(Rows from a dataset)

BEGIN

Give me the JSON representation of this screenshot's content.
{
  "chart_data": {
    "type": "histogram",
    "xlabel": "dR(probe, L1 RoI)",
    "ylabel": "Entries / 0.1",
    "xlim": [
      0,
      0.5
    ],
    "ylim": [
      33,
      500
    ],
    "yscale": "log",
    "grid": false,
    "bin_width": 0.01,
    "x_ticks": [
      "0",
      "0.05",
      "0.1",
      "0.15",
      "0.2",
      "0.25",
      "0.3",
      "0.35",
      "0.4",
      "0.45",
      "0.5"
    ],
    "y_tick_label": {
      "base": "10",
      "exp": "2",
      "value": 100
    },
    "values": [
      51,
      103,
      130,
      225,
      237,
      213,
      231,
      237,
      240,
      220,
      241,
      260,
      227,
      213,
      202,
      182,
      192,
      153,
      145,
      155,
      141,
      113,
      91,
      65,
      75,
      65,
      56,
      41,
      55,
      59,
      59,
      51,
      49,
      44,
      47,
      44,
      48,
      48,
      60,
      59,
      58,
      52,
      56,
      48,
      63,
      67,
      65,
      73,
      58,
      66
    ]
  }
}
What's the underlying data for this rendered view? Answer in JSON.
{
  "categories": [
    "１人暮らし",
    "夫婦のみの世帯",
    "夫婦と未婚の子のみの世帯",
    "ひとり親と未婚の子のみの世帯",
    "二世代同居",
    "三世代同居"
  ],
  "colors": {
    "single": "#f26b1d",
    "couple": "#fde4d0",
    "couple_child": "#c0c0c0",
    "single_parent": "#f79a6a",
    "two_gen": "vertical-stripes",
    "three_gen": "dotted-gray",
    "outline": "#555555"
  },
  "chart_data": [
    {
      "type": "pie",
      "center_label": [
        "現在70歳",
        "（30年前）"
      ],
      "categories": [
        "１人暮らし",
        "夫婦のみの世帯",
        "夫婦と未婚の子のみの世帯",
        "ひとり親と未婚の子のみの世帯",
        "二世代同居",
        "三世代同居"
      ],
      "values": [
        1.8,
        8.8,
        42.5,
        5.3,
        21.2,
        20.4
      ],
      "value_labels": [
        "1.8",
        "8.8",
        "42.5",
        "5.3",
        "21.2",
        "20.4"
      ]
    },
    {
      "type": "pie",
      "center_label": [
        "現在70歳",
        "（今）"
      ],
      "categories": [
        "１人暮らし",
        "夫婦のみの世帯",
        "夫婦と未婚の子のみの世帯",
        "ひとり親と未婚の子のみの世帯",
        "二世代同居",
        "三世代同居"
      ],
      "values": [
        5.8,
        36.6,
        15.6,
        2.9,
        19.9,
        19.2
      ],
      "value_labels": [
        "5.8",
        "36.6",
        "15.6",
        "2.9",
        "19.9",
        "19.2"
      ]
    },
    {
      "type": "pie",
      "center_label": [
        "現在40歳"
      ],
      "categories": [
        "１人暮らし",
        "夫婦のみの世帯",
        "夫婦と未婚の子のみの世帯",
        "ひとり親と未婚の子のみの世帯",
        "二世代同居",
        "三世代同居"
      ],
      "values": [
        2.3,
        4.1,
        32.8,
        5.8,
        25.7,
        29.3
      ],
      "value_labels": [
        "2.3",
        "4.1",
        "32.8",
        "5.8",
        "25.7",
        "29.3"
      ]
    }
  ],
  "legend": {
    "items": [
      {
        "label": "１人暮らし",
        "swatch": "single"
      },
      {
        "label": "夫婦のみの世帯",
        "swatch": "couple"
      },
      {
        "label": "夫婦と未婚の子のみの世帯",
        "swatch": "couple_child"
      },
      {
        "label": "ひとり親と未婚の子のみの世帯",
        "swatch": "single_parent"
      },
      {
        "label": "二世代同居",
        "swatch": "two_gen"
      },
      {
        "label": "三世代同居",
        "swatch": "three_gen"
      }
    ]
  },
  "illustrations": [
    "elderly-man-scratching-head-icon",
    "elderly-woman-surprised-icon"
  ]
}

END
BEGIN

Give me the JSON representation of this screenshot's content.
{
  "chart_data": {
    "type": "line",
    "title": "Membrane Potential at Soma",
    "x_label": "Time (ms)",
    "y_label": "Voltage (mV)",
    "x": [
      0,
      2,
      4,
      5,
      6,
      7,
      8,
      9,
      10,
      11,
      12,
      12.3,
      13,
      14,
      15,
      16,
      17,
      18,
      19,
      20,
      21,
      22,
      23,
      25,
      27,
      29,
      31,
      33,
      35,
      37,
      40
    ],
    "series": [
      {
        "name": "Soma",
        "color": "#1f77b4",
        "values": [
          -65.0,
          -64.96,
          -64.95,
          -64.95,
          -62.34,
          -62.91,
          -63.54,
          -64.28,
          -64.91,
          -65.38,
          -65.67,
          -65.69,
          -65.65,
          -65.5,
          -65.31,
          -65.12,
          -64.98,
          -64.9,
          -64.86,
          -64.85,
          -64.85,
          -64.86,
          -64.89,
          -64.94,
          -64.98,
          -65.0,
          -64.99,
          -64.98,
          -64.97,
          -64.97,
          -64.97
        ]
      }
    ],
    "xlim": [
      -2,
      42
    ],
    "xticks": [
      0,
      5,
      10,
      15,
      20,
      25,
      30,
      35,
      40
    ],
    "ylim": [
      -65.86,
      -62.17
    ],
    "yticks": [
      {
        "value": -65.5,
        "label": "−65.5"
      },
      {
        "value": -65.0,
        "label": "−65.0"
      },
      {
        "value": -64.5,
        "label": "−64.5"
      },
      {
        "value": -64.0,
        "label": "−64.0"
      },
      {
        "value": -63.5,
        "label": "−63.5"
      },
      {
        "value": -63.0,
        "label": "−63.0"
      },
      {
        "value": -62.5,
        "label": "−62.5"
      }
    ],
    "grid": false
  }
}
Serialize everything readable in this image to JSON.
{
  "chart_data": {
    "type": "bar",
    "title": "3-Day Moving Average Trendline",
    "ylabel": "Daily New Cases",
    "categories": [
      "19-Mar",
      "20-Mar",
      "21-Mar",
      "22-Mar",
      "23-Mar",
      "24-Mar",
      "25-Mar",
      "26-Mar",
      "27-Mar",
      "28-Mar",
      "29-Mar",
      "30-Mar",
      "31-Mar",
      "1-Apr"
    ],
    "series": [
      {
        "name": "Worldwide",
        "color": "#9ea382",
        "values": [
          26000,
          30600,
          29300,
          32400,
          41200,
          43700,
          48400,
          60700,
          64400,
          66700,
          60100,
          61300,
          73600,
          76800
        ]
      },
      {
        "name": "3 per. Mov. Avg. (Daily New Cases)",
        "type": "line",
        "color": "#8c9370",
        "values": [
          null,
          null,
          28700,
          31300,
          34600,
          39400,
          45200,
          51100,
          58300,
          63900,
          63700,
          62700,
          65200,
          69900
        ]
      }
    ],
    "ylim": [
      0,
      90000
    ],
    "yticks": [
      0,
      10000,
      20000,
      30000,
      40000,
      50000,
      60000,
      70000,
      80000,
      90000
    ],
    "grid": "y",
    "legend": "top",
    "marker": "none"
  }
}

END
BEGIN

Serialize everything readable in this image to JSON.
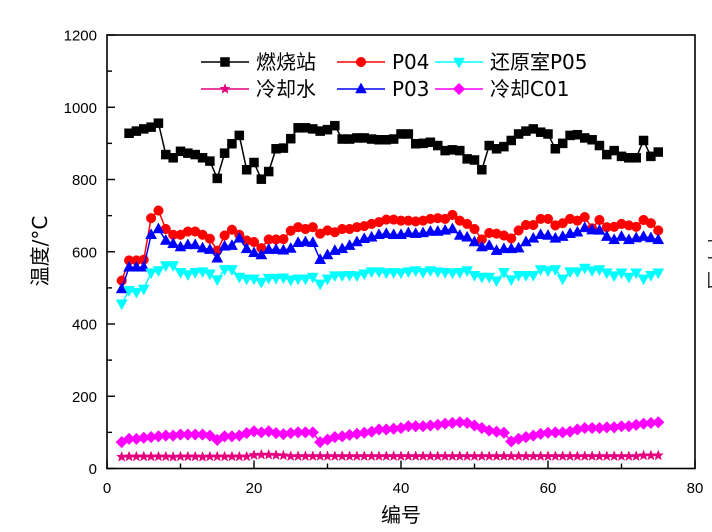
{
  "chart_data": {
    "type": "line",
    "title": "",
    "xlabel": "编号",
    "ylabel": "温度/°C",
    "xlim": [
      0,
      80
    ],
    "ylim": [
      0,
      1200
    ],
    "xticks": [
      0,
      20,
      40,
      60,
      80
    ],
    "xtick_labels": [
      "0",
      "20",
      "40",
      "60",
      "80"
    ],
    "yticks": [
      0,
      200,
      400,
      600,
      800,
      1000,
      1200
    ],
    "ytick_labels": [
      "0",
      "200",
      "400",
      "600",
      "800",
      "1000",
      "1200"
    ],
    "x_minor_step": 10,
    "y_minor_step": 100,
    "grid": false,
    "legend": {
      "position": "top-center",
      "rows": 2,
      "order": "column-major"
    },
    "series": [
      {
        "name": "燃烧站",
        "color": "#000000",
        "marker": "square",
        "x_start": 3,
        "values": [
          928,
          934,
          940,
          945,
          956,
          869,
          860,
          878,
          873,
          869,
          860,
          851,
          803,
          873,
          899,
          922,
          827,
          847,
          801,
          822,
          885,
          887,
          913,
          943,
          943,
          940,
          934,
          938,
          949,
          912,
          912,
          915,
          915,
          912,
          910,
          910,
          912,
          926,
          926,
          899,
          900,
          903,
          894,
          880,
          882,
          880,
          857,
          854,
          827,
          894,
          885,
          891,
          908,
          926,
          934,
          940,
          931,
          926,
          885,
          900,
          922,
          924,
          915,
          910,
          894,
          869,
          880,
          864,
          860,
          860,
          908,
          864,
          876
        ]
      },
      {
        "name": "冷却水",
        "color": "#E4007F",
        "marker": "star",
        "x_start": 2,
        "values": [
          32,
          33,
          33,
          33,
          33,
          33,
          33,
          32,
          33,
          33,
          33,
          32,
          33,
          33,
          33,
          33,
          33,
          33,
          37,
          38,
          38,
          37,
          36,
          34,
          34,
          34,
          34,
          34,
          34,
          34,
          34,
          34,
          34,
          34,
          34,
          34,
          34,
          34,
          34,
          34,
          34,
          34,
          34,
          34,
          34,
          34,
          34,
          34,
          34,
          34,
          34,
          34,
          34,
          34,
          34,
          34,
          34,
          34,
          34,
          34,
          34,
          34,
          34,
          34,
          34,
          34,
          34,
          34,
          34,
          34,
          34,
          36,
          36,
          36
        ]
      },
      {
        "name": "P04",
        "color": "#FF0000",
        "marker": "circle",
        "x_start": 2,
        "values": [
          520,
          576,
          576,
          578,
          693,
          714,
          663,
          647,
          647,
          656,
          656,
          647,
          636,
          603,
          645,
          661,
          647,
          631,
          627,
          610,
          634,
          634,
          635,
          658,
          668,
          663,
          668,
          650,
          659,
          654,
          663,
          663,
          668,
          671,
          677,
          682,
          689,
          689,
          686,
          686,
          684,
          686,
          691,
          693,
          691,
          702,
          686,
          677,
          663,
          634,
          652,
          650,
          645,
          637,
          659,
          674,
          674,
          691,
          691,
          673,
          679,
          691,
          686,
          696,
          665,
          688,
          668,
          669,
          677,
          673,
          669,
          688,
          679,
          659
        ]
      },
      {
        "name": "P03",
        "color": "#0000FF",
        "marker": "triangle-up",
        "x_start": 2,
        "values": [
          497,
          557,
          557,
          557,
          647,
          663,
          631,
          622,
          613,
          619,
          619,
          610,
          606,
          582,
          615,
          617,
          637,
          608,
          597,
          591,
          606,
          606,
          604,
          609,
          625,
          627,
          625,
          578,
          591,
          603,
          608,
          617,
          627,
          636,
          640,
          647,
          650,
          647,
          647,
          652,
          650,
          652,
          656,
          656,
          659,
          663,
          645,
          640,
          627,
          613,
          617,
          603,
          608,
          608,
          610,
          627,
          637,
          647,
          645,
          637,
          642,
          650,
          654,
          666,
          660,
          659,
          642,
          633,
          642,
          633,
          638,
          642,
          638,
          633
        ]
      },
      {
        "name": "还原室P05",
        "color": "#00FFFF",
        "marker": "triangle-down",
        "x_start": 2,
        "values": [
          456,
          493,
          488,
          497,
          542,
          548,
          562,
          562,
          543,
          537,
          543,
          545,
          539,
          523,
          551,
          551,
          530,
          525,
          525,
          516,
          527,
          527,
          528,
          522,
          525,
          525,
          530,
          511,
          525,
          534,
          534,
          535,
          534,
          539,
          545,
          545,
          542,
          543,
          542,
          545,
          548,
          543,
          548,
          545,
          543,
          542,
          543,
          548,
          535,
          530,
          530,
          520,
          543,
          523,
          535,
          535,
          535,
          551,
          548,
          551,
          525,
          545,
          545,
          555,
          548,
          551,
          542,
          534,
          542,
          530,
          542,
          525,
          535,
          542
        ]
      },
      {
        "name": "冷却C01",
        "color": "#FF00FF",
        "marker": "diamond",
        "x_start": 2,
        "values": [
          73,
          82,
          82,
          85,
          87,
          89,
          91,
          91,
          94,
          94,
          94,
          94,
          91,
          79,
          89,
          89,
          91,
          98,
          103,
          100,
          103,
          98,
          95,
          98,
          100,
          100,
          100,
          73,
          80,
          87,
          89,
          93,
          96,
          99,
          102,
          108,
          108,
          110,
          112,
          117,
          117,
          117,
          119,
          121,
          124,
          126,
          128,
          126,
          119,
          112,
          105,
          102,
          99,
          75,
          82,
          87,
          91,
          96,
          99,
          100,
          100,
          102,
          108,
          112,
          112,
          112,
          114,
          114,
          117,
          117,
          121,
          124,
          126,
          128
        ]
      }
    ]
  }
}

END

Task directions:
Determine how many lines of this listing contain "grid", and give only the number.

Result of this task:
4